• _PROMPT_: Copy each line holding the string "this".

• _GIVEN INFORMATION_:
--

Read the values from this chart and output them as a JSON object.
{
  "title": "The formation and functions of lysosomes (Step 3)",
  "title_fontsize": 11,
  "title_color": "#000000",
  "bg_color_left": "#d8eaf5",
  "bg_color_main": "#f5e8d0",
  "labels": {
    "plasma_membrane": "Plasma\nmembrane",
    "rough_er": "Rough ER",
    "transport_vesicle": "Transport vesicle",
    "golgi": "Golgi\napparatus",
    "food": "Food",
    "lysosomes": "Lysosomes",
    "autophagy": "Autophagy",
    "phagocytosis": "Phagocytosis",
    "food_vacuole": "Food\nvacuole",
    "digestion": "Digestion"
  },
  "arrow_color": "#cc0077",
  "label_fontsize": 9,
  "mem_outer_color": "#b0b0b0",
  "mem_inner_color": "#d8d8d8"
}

--

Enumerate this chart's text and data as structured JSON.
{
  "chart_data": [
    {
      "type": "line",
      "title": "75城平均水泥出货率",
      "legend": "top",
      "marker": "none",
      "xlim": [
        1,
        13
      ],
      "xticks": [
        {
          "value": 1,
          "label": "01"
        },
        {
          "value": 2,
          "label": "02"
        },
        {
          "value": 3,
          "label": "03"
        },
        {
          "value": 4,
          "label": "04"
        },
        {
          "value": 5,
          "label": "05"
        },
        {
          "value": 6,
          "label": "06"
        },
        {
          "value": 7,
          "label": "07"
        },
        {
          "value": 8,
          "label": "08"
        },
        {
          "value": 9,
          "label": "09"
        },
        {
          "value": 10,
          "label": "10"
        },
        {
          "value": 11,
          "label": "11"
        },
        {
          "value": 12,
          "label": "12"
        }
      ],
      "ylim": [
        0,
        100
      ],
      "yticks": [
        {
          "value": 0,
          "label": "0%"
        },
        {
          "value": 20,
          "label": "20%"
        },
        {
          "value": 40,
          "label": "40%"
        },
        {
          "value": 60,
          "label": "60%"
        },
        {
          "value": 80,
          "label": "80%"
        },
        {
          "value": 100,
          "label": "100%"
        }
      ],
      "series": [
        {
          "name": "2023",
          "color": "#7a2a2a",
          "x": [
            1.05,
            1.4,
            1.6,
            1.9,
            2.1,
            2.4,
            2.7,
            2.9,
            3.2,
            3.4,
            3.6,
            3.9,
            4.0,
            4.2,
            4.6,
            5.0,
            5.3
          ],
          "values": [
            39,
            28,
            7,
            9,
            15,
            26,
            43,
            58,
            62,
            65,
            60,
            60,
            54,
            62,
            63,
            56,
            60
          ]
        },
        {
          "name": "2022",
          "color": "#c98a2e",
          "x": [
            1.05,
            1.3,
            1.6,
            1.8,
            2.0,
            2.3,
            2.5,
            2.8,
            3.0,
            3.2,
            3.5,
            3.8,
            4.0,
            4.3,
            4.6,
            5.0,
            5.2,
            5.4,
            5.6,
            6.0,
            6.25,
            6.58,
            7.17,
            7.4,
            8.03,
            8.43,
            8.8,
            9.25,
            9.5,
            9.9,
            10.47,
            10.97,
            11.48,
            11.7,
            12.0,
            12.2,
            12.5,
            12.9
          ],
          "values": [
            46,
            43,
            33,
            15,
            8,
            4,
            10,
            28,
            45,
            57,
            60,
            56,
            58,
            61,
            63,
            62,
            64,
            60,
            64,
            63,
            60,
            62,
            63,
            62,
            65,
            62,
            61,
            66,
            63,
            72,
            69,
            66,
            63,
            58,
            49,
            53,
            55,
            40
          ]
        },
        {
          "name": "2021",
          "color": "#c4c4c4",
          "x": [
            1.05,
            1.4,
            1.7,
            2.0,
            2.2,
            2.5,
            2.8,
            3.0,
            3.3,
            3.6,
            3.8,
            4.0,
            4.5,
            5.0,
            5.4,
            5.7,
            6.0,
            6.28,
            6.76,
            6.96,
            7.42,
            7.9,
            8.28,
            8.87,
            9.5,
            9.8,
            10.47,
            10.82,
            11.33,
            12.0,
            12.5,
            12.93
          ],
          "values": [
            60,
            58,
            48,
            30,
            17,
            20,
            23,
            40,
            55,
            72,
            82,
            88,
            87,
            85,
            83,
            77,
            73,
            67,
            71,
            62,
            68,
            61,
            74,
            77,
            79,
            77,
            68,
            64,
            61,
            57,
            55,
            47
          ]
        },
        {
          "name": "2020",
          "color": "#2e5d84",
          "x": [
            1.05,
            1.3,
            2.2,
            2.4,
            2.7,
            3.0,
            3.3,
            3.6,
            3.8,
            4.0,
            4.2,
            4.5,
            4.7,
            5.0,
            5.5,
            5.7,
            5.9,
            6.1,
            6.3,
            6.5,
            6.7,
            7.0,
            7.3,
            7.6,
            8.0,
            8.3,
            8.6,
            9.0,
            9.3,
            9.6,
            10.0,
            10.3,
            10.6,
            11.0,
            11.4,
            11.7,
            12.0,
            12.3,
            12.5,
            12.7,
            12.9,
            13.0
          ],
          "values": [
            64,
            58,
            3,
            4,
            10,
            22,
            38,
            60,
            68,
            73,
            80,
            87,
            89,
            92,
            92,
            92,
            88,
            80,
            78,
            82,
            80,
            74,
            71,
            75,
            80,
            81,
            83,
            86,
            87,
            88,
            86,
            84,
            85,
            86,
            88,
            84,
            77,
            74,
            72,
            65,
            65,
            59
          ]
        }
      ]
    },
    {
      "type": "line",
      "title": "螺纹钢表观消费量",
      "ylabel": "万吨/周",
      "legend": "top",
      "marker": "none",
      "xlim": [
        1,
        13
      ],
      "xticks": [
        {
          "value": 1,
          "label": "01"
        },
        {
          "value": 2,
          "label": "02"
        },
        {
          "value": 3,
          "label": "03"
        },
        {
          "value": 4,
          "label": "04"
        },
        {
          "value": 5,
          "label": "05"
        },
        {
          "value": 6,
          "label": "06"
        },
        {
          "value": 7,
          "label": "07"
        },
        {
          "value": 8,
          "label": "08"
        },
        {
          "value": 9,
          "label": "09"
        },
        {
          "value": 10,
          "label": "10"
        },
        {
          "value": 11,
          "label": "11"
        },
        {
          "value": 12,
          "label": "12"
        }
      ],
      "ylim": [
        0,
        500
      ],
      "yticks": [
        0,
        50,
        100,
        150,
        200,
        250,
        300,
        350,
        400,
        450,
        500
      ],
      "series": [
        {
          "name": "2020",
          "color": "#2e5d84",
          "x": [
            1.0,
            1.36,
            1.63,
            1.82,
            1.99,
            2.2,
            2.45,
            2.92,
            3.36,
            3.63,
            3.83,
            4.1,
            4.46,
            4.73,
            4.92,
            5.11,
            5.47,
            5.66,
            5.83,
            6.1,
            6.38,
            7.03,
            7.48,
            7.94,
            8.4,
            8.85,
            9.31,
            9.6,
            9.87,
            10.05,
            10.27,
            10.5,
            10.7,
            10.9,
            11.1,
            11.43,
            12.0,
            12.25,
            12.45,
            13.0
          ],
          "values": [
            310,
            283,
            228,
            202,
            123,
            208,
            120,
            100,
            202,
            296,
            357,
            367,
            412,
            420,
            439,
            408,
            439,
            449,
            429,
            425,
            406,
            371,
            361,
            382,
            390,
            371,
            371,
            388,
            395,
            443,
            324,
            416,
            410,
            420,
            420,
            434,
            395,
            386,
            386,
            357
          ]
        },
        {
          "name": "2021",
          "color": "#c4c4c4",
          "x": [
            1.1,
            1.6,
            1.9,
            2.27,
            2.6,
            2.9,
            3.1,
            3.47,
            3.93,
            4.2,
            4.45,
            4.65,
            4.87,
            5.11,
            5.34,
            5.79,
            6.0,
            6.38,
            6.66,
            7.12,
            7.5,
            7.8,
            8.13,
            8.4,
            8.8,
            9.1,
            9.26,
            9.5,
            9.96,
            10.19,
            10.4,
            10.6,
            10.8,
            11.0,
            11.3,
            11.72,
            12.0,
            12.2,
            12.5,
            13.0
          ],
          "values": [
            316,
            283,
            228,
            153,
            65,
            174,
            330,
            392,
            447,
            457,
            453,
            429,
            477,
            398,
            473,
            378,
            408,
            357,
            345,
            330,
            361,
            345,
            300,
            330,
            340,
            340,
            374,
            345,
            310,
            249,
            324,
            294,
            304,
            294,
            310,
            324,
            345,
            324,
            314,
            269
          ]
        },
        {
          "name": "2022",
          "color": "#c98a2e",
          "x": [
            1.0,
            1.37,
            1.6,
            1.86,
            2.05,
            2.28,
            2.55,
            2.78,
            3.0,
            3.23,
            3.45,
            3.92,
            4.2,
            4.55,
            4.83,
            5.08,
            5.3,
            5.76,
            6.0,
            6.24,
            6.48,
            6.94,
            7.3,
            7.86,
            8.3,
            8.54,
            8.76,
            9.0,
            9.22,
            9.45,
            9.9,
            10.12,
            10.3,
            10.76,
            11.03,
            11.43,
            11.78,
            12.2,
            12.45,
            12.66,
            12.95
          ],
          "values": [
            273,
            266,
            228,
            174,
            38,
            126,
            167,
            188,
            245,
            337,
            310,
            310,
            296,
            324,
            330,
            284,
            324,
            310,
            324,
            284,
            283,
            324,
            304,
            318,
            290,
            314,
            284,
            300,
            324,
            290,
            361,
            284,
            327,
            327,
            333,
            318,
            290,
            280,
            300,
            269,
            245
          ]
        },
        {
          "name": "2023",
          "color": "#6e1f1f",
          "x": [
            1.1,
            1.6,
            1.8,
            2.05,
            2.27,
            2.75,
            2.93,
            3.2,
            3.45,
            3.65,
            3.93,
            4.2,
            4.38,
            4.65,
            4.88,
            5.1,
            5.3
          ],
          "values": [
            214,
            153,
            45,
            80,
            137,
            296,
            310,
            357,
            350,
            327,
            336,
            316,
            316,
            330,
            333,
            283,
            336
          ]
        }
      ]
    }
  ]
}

--

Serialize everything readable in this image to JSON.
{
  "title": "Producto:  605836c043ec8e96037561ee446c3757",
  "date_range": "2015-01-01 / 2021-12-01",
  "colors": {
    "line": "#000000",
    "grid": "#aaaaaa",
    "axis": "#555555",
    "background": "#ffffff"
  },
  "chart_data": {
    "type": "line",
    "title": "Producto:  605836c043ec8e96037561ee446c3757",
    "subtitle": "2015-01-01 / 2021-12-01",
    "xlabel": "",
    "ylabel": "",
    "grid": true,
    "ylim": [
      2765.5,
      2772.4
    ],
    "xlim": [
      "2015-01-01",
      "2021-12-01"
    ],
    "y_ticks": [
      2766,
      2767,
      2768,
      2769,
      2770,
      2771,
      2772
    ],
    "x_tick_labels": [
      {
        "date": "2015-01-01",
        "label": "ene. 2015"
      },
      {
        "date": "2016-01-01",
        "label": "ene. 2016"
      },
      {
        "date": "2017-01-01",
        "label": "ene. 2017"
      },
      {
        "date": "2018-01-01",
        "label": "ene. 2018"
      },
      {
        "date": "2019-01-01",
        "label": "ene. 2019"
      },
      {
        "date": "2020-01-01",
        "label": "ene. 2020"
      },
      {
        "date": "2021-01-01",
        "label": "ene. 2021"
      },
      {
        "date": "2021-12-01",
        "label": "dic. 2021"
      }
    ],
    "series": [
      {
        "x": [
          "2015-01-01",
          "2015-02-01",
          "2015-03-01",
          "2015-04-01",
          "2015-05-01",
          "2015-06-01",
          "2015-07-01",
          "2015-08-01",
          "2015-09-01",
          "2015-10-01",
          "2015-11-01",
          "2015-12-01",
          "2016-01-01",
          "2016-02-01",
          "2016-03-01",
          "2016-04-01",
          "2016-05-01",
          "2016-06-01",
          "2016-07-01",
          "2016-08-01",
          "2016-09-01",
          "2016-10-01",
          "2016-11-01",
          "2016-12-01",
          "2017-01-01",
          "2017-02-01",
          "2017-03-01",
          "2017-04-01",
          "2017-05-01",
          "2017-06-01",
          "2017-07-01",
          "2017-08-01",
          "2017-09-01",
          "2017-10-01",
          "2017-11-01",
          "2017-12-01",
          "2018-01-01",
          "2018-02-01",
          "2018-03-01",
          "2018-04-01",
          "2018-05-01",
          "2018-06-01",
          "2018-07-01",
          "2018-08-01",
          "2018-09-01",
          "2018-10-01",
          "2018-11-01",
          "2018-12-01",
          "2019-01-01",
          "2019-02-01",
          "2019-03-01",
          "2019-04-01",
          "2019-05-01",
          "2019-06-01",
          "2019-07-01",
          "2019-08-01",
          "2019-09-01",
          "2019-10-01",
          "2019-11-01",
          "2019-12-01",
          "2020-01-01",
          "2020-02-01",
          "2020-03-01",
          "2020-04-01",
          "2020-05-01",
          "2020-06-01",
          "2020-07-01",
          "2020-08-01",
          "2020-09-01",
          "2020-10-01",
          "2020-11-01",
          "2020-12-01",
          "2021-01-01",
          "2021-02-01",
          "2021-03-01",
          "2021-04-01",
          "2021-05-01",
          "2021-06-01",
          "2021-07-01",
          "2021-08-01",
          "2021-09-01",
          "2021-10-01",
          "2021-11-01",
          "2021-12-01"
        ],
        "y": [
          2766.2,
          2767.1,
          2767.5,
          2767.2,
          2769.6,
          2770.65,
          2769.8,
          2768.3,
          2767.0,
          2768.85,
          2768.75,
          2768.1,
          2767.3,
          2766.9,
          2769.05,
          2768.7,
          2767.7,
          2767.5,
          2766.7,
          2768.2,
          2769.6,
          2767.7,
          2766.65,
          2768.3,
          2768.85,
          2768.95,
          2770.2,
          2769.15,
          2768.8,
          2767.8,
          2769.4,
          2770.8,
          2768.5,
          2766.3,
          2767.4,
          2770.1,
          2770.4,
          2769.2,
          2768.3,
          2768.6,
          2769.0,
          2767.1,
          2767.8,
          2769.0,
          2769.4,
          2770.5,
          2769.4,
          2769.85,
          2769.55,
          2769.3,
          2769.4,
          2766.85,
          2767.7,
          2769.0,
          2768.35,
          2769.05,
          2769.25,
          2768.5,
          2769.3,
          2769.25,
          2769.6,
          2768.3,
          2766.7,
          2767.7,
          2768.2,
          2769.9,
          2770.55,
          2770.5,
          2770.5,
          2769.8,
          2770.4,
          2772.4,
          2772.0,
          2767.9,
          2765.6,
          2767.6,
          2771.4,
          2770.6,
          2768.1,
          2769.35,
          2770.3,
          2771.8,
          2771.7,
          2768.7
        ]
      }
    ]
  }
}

--

• _EXERCISE OUTPUT_:
Read the values from this chart and output them as a JSON object.
Enumerate this chart's text and data as structured JSON.
Serialize everything readable in this image to JSON.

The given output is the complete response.